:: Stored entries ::
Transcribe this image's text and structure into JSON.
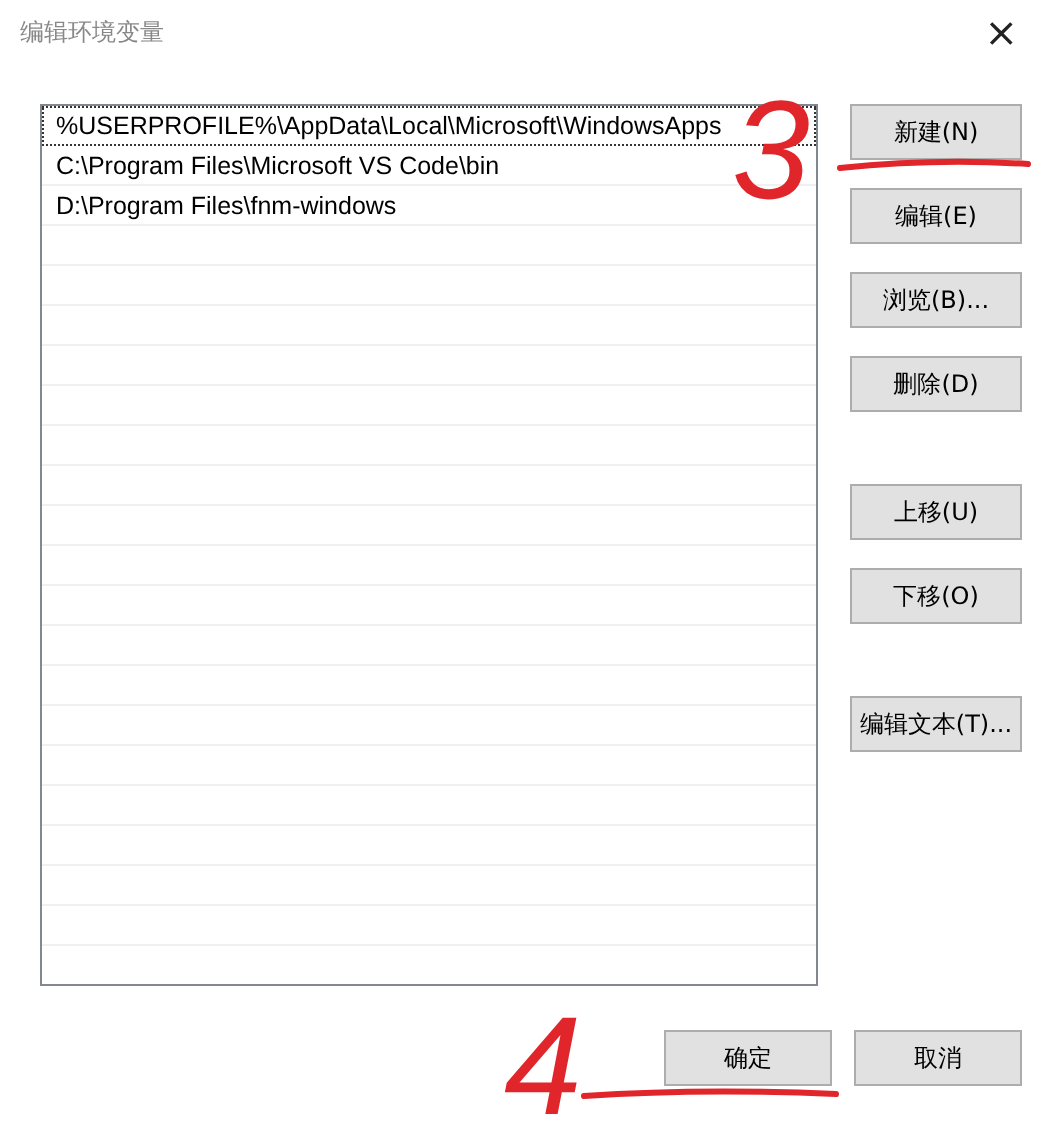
{
  "window": {
    "title": "编辑环境变量",
    "close": "×"
  },
  "paths": [
    {
      "text": "%USERPROFILE%\\AppData\\Local\\Microsoft\\WindowsApps",
      "selected": true
    },
    {
      "text": "C:\\Program Files\\Microsoft VS Code\\bin",
      "selected": false
    },
    {
      "text": "D:\\Program Files\\fnm-windows",
      "selected": false
    }
  ],
  "button_groups": [
    [
      "新建(N)",
      "编辑(E)",
      "浏览(B)...",
      "删除(D)"
    ],
    [
      "上移(U)",
      "下移(O)"
    ],
    [
      "编辑文本(T)..."
    ]
  ],
  "footer_buttons": [
    "确定",
    "取消"
  ],
  "annotations": [
    {
      "text": "3"
    },
    {
      "text": "4"
    }
  ]
}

:: GIVEN TASK ::
Count every line in the data that contains the word "Microsoft", then give that count and nothing else.

:: FULL ANSWER ::
2